§ EXERCISE DETAILS:
Exactly repeat the material, dropping only the pictures.

§ Recorded data:
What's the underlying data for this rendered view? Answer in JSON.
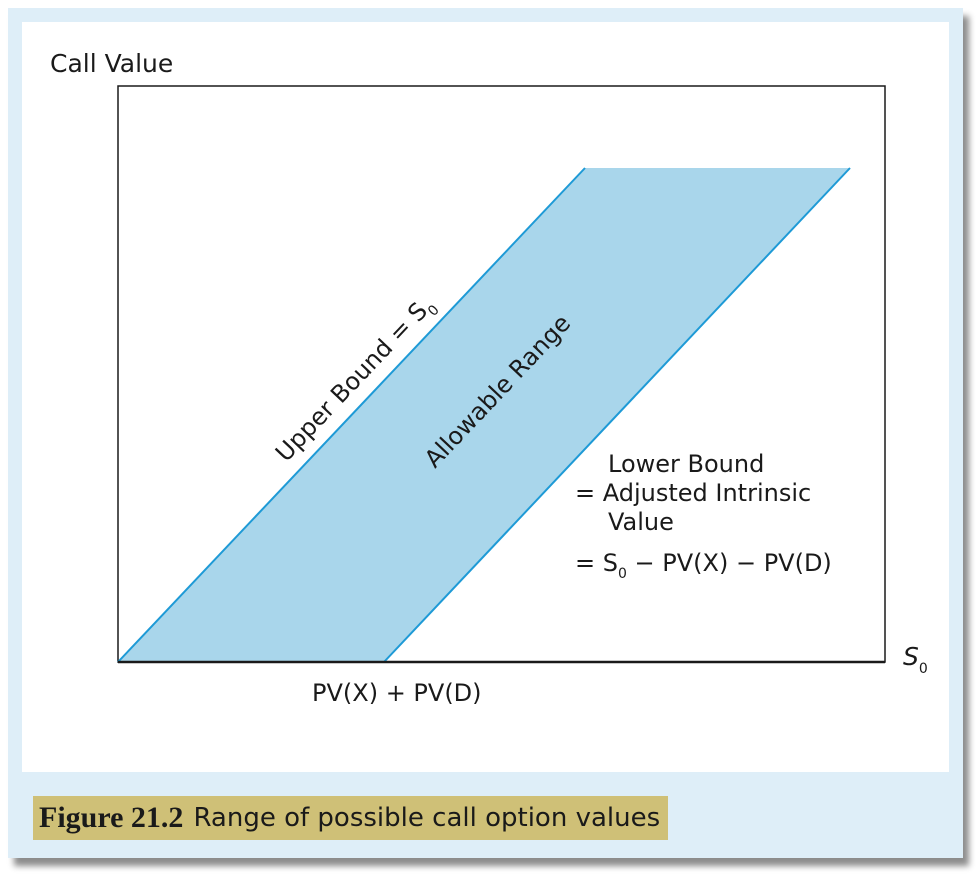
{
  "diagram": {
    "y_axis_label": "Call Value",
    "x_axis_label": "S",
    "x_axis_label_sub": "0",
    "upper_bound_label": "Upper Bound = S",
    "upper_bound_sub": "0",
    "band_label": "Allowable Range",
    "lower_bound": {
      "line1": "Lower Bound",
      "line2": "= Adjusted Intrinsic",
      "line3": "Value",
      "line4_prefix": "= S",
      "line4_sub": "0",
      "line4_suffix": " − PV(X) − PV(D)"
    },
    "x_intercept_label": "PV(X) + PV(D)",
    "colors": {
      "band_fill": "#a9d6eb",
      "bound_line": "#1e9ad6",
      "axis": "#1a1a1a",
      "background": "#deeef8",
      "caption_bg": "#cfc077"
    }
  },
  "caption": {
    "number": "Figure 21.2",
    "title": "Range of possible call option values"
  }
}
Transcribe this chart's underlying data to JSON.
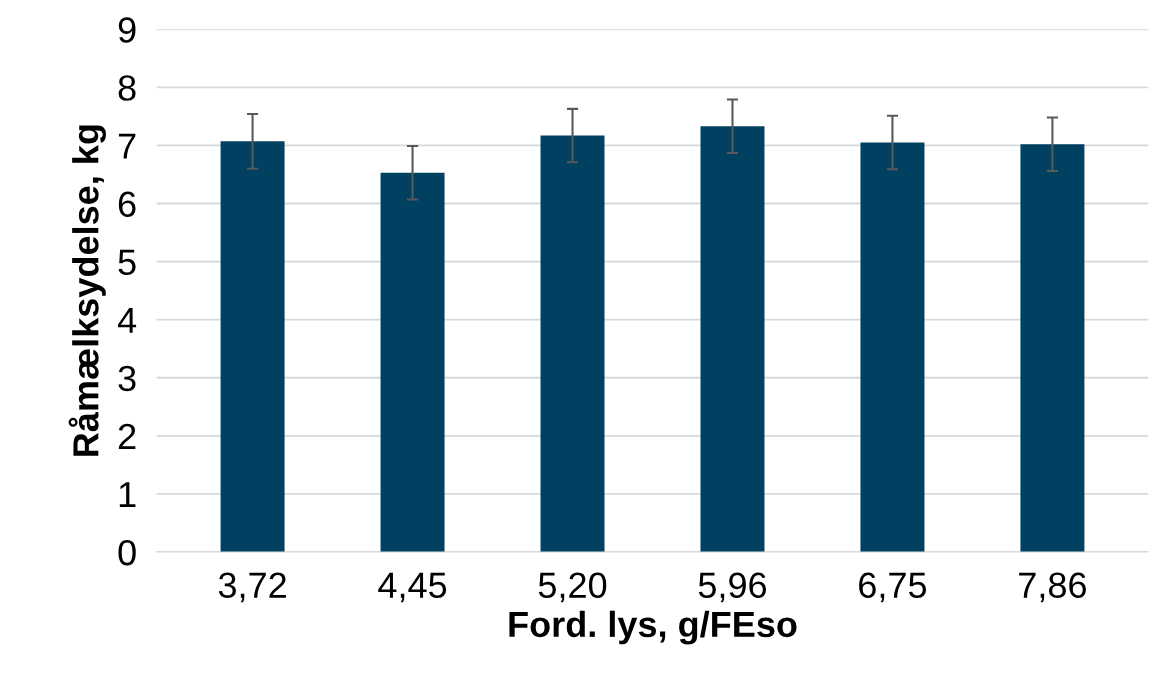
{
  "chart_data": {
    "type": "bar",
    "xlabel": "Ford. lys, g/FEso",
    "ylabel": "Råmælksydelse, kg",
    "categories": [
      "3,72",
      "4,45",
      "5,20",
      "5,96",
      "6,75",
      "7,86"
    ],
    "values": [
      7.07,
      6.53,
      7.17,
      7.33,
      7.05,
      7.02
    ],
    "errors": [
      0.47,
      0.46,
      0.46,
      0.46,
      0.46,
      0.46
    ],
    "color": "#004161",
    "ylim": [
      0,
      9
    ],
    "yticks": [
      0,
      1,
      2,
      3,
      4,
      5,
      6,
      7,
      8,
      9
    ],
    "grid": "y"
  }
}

§ TASK ANSWER:
What's the underlying data for this rendered view? Answer in JSON.
{
  "diagram": {
    "y_axis_label": "Call Value",
    "x_axis_label": "S",
    "x_axis_label_sub": "0",
    "upper_bound_label": "Upper Bound = S",
    "upper_bound_sub": "0",
    "band_label": "Allowable Range",
    "lower_bound": {
      "line1": "Lower Bound",
      "line2": "= Adjusted Intrinsic",
      "line3": "Value",
      "line4_prefix": "= S",
      "line4_sub": "0",
      "line4_suffix": " − PV(X) − PV(D)"
    },
    "x_intercept_label": "PV(X) + PV(D)",
    "colors": {
      "band_fill": "#a9d6eb",
      "bound_line": "#1e9ad6",
      "axis": "#1a1a1a",
      "background": "#deeef8",
      "caption_bg": "#cfc077"
    }
  },
  "caption": {
    "number": "Figure 21.2",
    "title": "Range of possible call option values"
  }
}
Transcribe this chart's underlying data to JSON.
{
  "chart_data": {
    "type": "bar",
    "xlabel": "Ford. lys, g/FEso",
    "ylabel": "Råmælksydelse, kg",
    "categories": [
      "3,72",
      "4,45",
      "5,20",
      "5,96",
      "6,75",
      "7,86"
    ],
    "values": [
      7.07,
      6.53,
      7.17,
      7.33,
      7.05,
      7.02
    ],
    "errors": [
      0.47,
      0.46,
      0.46,
      0.46,
      0.46,
      0.46
    ],
    "color": "#004161",
    "ylim": [
      0,
      9
    ],
    "yticks": [
      0,
      1,
      2,
      3,
      4,
      5,
      6,
      7,
      8,
      9
    ],
    "grid": "y"
  }
}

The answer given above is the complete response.